文書の一節:
▼▼▼

誘拐保険について

「誘拐保険」って知ってますか?

「誘拐保険」は、誘拐における損害や損失を補償する保険です。
名前を聞いたことがあるという方も多いのではないでしょうか。

一般人の場合、誘拐される可能性自体が少ないことに加え、身代金が要求される可能性も低いことから興味を持つ人は少ないようですが、大企業の社長やその家族など、誘拐されて多額の身代金を要求される可能性のある人は、万が一に備えて加入している人もいるようです。

きっかけは海外の誘拐殺人事件

真偽のほどは定かではありませんが、誘拐保険が保険商品として販売されるようになったのは、1932年に発生した「リンドバーグ愛児誘拐事件」がきっかけだと言われています。
この事件は、「大西洋単独無着陸飛行」に成功したことで一躍有名となったパイロット、チャールズ・リンドバーグの愛息が誘拐後殺害された事件です。

身代金を要求されたリンドバーグは、多額の身代金を支払ったのですが、愛息が彼の元に戻ってくることはありませんでした。
結局この事件は、誘拐した後すぐに愛息は殺害されてしまっており、なんと自宅からすぐちかくの林に変わり果てた姿で倒れていたそうです。

とても悲しい事件ですよね。
犯人と思われた人間は最後まで冤罪を主張していたようですが、最終的に死刑となりました。

日本も同様ですが、海外では格差社会化がどんどんひどくなってきており、貧富の差が激しいため、誘拐事件が後を絶たないといわれています。

▲▲▲

与えられた記録:

▼▼▼

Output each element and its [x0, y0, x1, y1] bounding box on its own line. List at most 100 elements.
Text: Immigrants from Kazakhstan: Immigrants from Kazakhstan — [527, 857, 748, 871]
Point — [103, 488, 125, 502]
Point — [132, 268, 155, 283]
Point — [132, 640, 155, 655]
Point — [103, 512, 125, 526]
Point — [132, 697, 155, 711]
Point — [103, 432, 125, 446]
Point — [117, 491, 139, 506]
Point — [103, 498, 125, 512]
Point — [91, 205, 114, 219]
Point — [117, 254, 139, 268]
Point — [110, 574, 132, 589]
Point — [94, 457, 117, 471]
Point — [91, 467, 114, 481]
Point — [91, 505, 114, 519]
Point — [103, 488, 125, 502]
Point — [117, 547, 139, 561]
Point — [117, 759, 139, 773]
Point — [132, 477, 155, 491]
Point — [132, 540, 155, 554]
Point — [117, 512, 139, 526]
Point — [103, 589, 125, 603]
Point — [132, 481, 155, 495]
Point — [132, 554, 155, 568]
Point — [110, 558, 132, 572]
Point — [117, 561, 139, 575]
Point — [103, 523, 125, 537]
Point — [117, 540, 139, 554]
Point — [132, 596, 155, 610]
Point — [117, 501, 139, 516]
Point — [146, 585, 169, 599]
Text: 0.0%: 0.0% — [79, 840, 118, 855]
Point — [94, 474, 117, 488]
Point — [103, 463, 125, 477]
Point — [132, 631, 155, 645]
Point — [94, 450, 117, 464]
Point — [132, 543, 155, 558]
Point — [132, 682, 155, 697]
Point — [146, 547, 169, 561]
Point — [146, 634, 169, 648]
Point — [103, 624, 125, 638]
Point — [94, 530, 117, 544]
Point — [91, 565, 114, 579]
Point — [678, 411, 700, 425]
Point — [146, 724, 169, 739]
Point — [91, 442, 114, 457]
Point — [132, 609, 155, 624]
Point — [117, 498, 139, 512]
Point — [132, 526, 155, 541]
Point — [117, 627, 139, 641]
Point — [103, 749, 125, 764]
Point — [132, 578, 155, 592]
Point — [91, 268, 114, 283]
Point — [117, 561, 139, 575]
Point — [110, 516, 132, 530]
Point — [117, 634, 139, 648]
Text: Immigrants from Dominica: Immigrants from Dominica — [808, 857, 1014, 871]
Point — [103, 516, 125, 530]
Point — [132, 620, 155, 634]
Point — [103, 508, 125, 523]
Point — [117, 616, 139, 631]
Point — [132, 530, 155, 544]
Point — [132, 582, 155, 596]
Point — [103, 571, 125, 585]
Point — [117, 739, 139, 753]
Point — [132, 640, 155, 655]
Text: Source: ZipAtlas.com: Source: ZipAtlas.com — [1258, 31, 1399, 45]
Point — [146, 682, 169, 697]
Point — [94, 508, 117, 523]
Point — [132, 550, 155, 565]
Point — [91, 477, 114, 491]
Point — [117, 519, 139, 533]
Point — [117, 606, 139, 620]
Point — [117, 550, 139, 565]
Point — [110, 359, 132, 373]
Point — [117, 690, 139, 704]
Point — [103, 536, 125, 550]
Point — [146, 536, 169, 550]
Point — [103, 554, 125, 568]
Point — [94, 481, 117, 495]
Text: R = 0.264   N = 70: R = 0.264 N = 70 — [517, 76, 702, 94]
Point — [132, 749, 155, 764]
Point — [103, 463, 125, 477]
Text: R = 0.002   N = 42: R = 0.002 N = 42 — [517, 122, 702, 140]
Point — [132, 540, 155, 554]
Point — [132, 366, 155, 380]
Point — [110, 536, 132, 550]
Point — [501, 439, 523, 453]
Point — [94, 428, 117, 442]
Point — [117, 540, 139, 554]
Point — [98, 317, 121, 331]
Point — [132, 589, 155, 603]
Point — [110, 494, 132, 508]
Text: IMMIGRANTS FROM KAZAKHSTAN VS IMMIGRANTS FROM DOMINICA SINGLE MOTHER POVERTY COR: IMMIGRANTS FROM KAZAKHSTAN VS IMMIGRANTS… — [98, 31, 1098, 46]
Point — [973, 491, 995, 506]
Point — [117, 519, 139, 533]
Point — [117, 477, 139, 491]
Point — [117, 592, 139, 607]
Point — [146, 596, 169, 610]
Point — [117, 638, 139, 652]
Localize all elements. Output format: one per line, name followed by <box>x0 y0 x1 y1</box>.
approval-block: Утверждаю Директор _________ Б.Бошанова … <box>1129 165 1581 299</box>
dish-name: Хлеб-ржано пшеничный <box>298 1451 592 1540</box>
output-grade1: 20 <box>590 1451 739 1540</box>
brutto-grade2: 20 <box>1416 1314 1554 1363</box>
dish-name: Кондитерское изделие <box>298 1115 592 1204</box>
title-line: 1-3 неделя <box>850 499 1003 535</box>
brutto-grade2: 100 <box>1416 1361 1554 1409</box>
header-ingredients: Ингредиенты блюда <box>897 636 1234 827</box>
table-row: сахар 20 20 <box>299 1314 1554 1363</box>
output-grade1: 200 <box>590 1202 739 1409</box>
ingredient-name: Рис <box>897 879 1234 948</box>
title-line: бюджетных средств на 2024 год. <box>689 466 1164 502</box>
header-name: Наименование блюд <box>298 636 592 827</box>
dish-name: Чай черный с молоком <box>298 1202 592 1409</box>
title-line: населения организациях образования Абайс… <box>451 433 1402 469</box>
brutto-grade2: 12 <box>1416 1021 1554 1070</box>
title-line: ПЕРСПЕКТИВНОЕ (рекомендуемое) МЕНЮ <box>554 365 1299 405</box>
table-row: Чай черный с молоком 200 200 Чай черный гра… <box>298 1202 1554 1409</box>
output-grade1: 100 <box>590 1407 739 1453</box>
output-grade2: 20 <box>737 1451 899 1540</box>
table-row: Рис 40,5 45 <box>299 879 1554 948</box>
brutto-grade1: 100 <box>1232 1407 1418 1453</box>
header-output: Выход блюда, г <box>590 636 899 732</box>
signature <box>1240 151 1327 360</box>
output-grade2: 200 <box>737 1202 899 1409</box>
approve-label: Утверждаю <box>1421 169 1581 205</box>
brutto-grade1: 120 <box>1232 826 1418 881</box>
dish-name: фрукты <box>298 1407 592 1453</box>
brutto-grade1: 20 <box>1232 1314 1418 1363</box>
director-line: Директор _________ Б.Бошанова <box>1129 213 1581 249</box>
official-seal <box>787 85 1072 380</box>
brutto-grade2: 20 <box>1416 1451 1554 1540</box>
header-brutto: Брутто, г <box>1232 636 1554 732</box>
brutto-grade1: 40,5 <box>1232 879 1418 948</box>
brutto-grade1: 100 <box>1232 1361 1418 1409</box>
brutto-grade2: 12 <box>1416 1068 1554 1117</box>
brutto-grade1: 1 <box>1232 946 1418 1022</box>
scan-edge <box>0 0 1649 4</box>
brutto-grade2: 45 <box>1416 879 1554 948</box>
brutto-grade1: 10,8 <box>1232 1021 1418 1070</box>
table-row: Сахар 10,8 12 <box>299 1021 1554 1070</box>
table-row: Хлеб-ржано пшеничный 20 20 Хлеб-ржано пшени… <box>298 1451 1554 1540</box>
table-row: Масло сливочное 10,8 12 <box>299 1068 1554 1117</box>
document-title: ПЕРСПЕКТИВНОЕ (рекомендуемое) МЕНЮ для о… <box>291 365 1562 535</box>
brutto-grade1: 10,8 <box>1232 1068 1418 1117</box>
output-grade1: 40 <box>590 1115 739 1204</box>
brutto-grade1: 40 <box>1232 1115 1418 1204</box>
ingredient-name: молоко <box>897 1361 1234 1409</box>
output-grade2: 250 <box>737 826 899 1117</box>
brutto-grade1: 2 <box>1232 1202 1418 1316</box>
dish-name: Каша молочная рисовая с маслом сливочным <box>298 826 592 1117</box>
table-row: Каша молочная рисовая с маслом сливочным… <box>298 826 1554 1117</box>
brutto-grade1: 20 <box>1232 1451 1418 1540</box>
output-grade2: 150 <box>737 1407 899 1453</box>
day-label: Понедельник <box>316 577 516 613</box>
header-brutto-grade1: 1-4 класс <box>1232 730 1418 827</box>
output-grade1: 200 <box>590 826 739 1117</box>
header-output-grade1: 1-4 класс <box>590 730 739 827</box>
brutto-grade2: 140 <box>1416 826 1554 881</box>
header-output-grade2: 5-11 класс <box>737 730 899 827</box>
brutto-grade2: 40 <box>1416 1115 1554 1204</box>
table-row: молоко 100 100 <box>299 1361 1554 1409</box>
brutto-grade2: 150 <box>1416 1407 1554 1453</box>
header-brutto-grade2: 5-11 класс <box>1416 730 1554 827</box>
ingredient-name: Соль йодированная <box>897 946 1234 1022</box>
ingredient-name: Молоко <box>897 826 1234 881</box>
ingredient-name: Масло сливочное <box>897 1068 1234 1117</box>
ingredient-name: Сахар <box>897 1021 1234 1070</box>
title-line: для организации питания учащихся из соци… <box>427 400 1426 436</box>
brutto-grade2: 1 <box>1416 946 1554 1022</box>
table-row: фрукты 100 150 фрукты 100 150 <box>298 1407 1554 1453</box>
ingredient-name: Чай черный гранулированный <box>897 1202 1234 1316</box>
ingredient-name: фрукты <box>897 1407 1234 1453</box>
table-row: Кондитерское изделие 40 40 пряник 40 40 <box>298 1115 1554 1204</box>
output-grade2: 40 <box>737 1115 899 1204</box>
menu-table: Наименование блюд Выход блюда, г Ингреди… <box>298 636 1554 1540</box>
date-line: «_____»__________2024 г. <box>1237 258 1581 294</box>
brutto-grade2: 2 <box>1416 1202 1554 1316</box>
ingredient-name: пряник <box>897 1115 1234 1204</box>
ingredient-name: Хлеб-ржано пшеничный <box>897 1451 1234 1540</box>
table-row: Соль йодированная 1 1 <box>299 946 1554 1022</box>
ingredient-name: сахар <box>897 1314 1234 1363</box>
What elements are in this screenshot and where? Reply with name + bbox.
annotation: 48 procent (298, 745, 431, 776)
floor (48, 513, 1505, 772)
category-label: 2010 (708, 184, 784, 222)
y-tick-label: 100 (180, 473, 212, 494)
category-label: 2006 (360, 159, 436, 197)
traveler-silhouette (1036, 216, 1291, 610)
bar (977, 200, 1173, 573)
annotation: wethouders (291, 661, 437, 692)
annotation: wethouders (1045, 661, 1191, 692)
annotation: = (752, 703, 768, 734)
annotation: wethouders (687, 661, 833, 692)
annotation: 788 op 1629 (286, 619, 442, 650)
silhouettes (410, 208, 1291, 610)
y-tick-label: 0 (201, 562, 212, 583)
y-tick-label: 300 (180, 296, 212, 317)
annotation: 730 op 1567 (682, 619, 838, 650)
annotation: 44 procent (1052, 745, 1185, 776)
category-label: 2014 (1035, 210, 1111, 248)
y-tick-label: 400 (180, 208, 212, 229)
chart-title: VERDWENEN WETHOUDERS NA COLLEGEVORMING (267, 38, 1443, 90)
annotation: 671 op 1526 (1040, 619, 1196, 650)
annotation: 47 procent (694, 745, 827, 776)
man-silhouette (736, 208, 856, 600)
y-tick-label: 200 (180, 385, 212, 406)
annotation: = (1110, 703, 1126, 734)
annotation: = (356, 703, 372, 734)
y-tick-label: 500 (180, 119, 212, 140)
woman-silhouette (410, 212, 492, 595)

▲▲▲

取り組む課題:
1. 誘拐保険の文章から、「一般人の場合、誘拐される可能」から「くることはありませんでした。」までを、両端の語句も含めてそのまま抜き出しなさい。
2. 誘拐保険の文章によると、一般人で誘拐保険に興味を持つ人が少ないのはなぜか。文章が挙げる理由を一～三文で説明しなさい。
3. 誘拐保険の文章を、最後の文の次から書き進めなさい。

課題ごとの解答:
1.
一般人の場合、誘拐される可能性自体が少ないことに加え、身代金が要求される可能性も低いことから興味を持つ人は少ないようですが、大企業の社長やその家族など、誘拐されて多額の身代金を要求される可能性のある人は、万が一に備えて加入している人もいるようです。

きっかけは海外の誘拐殺人事件

真偽のほどは定かではありませんが、誘拐保険が保険商品として販売されるようになったのは、1932年に発生した「リンドバーグ愛児誘拐事件」がきっかけだと言われています。
この事件は、「大西洋単独無着陸飛行」に成功したことで一躍有名となったパイロット、チャールズ・リンドバーグの愛息が誘拐後殺害された事件です。

身代金を要求されたリンドバーグは、多額の身代金を支払ったのですが、愛息が彼の元に戻ってくることはありませんでした。

2. 一般人の場合、誘拐される可能性自体が少ないうえに、身代金を要求される可能性も低いからである。そのため、興味を持つ人は少ないようだと文章は述べている。

3.
一定の富裕層で誘拐保険に加入している割合は思いの外高いのだそうです。

日本の誘拐保険制度について

日本でも、何十年か前に企業の社長が誘拐される事件がありましたが、現在の日本国内では誘拐保険を取り扱っている保険会社はありません。
理由としては、こうした保険制度が充実することで事件を誘発する可能性が高いということや、日本の誘拐事件は完全犯罪がなく、100%解決しているからだという説もあります。

となると、富裕層の方で不安になる人もいそうですが、海外の誘拐保険制度に加入することは可能です。
その国で誘拐事件に巻き込まれてしまった場合には、補償金が降りますので、誘拐の危険がある国に住んでいる日本人は、加入している人もいるようです。

ちなみに保険料はその国の治安や入国用途などによって変動し、内戦中の国を取材しているジャーナリストは誘拐保険に加入するケースがあるそうなのですが、この場合、滞在中1日の保険料が10万円とかなりの金額になるといわれています。

詳細については各保険会社も秘密事項として明かしていませんので、こちらも真偽のほどはわかりませんが、危険な地域に滞在している人の保険料が高いという点は理解できますね。